== DATA FOR PROCESSING ==
[Start]

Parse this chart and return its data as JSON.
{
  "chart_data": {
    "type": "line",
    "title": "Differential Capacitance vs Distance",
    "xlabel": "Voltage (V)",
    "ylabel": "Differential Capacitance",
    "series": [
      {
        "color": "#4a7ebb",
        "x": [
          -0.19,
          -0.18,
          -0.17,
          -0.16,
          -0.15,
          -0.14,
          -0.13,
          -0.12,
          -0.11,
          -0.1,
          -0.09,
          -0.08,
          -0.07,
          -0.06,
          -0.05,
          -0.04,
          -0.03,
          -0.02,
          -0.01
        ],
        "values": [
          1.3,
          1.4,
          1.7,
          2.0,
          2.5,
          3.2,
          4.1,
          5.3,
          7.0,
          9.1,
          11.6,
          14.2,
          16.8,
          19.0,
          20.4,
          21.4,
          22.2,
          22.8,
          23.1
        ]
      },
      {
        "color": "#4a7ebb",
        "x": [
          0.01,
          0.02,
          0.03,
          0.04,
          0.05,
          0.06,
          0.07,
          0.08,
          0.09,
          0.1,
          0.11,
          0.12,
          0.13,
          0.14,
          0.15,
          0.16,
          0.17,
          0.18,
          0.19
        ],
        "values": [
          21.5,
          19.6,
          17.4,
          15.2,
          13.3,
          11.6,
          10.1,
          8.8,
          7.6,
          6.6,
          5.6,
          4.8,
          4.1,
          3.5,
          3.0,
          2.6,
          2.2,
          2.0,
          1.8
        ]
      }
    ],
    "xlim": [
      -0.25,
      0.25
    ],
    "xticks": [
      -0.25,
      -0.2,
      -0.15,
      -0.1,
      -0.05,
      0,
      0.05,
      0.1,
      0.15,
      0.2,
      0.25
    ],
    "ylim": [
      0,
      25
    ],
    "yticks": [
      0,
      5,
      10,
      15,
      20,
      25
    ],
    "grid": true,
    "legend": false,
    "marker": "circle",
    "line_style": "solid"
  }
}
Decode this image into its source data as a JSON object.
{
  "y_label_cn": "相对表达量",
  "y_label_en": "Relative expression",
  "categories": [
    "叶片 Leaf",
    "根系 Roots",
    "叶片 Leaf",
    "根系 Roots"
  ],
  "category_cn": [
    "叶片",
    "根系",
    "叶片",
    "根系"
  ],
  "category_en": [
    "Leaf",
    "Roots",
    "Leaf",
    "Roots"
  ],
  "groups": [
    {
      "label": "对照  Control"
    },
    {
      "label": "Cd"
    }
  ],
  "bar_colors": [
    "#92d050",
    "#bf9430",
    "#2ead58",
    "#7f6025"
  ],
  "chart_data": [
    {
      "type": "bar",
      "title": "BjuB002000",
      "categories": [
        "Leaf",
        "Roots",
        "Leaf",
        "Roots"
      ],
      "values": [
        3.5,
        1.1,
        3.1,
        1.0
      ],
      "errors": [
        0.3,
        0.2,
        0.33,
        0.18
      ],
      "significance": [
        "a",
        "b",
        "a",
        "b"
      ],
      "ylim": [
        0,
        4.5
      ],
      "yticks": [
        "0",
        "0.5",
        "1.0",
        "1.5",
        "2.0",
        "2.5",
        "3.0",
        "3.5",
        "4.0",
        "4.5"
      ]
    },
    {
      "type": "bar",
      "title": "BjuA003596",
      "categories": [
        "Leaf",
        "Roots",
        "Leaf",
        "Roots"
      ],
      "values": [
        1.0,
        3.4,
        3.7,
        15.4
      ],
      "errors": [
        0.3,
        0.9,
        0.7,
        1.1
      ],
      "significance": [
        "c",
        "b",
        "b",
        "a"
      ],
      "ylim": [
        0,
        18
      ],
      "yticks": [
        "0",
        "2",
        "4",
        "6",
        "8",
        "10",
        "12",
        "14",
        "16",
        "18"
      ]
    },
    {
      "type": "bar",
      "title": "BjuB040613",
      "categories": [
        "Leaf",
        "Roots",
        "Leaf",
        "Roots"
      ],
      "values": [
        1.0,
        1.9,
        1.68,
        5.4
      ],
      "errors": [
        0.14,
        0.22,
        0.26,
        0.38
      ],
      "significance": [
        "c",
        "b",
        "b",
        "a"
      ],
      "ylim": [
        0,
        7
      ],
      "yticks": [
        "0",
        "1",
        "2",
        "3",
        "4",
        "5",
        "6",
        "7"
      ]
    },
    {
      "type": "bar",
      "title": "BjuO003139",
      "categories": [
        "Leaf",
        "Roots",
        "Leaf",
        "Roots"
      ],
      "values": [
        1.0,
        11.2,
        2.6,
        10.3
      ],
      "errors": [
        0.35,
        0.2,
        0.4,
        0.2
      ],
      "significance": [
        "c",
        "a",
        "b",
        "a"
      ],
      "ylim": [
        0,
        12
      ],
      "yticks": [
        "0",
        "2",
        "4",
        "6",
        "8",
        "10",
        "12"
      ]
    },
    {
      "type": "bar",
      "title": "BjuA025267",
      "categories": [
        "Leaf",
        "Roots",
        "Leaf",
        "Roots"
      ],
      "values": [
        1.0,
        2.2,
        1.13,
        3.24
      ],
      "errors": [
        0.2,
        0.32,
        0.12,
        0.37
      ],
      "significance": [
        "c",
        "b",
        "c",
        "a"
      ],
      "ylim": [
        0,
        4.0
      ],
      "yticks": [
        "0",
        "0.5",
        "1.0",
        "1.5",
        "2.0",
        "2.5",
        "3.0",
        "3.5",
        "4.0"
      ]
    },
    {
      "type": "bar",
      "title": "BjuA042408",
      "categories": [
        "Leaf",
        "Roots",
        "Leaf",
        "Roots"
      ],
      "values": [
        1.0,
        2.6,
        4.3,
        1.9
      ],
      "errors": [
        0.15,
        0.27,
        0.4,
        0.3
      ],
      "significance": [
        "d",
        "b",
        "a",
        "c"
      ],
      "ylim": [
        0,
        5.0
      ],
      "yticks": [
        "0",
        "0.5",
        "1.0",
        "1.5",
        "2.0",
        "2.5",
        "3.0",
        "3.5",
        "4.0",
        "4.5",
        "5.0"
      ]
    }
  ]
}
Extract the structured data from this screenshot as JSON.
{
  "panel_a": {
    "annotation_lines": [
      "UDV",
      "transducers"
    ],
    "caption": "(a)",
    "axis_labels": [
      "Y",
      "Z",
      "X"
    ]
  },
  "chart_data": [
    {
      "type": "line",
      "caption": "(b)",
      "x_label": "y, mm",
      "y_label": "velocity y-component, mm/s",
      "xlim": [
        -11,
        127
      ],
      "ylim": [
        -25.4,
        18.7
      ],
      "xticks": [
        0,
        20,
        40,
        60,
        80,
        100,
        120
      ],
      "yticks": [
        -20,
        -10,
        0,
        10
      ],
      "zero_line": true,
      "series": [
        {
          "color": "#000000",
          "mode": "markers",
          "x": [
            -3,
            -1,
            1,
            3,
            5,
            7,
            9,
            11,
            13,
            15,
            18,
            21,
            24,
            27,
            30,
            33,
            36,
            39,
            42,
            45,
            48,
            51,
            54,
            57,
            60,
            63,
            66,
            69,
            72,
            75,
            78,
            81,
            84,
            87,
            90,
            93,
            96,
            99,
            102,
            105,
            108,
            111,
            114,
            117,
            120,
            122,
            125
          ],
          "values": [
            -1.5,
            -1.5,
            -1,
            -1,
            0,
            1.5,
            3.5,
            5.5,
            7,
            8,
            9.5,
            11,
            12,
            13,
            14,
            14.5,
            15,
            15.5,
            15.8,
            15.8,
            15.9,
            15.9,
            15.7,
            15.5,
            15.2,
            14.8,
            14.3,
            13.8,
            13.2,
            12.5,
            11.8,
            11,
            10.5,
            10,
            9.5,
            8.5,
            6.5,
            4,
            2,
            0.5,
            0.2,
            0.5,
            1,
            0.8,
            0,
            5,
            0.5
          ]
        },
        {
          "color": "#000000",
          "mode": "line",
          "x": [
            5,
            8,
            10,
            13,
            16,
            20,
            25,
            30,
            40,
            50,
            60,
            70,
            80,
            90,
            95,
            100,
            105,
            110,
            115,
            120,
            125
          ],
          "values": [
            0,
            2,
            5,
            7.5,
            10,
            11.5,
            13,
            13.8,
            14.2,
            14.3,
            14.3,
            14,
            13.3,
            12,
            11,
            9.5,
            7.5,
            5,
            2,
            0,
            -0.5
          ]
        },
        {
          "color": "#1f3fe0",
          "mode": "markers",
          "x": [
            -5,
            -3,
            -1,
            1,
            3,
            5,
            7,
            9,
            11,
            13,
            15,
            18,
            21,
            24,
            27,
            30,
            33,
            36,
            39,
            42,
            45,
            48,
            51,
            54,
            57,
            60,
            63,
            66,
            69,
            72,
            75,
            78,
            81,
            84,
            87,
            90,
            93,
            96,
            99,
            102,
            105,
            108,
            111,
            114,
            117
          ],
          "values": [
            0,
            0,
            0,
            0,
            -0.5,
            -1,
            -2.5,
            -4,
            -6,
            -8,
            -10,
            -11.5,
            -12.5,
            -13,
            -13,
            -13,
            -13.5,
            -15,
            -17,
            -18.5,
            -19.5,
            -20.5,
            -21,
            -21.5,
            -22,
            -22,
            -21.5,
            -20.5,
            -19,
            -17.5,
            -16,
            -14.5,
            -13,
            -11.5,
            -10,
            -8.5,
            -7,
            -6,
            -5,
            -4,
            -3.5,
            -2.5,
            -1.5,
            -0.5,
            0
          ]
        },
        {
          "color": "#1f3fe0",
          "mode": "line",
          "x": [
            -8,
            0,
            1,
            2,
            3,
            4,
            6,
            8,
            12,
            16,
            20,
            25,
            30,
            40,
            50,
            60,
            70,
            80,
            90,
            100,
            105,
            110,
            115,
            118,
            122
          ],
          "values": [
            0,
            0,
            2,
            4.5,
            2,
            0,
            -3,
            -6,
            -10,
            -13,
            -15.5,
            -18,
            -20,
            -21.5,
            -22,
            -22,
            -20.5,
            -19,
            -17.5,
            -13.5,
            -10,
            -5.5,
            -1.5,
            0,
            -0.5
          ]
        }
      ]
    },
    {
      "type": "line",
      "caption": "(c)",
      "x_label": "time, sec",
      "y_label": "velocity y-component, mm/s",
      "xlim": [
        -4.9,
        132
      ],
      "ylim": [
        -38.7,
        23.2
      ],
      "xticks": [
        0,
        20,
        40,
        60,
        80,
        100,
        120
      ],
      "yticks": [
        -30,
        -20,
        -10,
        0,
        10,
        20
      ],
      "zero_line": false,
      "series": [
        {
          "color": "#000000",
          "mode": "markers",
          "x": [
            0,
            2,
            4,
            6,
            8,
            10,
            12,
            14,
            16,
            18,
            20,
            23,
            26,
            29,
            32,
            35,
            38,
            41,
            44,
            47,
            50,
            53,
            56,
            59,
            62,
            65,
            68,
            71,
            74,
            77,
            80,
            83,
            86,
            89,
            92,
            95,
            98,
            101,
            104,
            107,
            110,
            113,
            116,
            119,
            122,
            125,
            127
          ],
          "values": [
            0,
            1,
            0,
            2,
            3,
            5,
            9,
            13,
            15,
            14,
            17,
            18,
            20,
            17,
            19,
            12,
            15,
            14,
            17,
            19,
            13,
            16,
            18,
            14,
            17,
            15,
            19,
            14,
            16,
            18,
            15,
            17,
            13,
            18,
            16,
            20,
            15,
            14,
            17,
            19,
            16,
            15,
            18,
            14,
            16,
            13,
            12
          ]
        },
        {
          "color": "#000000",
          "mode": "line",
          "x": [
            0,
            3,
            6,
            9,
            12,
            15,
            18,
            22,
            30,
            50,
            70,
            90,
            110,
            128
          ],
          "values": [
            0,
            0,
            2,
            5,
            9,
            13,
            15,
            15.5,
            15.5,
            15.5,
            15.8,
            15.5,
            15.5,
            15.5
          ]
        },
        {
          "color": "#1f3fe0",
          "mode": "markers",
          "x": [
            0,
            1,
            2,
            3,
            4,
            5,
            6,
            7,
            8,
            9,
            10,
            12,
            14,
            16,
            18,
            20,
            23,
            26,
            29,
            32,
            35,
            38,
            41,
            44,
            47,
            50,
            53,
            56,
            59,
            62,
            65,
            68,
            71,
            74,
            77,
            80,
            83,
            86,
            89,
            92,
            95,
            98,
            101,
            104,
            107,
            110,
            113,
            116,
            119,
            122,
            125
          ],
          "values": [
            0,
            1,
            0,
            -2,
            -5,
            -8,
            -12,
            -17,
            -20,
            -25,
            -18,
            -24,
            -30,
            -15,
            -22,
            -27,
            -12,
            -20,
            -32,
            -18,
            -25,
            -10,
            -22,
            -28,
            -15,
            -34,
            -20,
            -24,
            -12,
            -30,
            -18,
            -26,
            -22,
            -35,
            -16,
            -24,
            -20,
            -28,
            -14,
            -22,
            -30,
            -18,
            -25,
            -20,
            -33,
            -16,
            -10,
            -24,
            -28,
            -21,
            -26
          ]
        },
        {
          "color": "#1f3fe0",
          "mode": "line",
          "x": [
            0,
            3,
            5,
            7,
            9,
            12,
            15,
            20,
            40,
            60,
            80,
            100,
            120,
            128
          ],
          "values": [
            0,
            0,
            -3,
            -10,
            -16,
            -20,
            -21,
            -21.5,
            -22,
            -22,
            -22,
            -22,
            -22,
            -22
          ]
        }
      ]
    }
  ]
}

[End]

Using the listing, collect all lines in which the string "this" is found.

Parse this chart and return its data as JSON.
Decode this image into its source data as a JSON object.
Extract the structured data from this screenshot as JSON.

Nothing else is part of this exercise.